_SET EXERCISE_
Restate every line of the material, word for word.
* START *
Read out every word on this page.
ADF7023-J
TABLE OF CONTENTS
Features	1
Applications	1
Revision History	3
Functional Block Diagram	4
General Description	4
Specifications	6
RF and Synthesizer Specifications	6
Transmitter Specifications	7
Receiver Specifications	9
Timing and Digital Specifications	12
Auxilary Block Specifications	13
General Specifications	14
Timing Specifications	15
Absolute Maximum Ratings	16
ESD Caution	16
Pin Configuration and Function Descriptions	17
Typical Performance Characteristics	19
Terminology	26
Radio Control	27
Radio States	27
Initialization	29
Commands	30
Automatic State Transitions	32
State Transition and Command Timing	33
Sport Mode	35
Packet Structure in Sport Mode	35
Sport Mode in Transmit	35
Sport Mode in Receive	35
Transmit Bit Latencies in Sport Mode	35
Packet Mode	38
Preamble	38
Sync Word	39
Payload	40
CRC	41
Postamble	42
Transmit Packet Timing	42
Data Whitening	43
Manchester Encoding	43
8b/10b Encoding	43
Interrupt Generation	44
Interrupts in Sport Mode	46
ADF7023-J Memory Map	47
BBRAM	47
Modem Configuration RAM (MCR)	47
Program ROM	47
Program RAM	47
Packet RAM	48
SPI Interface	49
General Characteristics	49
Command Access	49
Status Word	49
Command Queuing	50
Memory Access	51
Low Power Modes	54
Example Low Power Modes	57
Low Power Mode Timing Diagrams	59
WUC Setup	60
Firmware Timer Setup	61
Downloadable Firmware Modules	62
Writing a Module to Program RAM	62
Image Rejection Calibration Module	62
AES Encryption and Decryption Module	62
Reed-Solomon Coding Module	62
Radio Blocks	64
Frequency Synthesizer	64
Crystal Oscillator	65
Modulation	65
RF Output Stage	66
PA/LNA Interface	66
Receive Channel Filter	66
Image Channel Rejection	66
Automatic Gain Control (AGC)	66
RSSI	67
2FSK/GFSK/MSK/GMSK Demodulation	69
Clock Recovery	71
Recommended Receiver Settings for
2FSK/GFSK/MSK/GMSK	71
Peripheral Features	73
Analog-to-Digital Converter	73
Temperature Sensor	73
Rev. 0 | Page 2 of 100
* END *
_EXERCISE SOLUTION_
Read out every word on this page.
ADF7023-J
TABLE OF CONTENTS
Features	1
Applications	1
Revision History	3
Functional Block Diagram	4
General Description	4
Specifications	6
RF and Synthesizer Specifications	6
Transmitter Specifications	7
Receiver Specifications	9
Timing and Digital Specifications	12
Auxilary Block Specifications	13
General Specifications	14
Timing Specifications	15
Absolute Maximum Ratings	16
ESD Caution	16
Pin Configuration and Function Descriptions	17
Typical Performance Characteristics	19
Terminology	26
Radio Control	27
Radio States	27
Initialization	29
Commands	30
Automatic State Transitions	32
State Transition and Command Timing	33
Sport Mode	35
Packet Structure in Sport Mode	35
Sport Mode in Transmit	35
Sport Mode in Receive	35
Transmit Bit Latencies in Sport Mode	35
Packet Mode	38
Preamble	38
Sync Word	39
Payload	40
CRC	41
Postamble	42
Transmit Packet Timing	42
Data Whitening	43
Manchester Encoding	43
8b/10b Encoding	43
Interrupt Generation	44
Interrupts in Sport Mode	46
ADF7023-J Memory Map	47
BBRAM	47
Modem Configuration RAM (MCR)	47
Program ROM	47
Program RAM	47
Packet RAM	48
SPI Interface	49
General Characteristics	49
Command Access	49
Status Word	49
Command Queuing	50
Memory Access	51
Low Power Modes	54
Example Low Power Modes	57
Low Power Mode Timing Diagrams	59
WUC Setup	60
Firmware Timer Setup	61
Downloadable Firmware Modules	62
Writing a Module to Program RAM	62
Image Rejection Calibration Module	62
AES Encryption and Decryption Module	62
Reed-Solomon Coding Module	62
Radio Blocks	64
Frequency Synthesizer	64
Crystal Oscillator	65
Modulation	65
RF Output Stage	66
PA/LNA Interface	66
Receive Channel Filter	66
Image Channel Rejection	66
Automatic Gain Control (AGC)	66
RSSI	67
2FSK/GFSK/MSK/GMSK Demodulation	69
Clock Recovery	71
Recommended Receiver Settings for
2FSK/GFSK/MSK/GMSK	71
Peripheral Features	73
Analog-to-Digital Converter	73
Temperature Sensor	73
Rev. 0 | Page 2 of 100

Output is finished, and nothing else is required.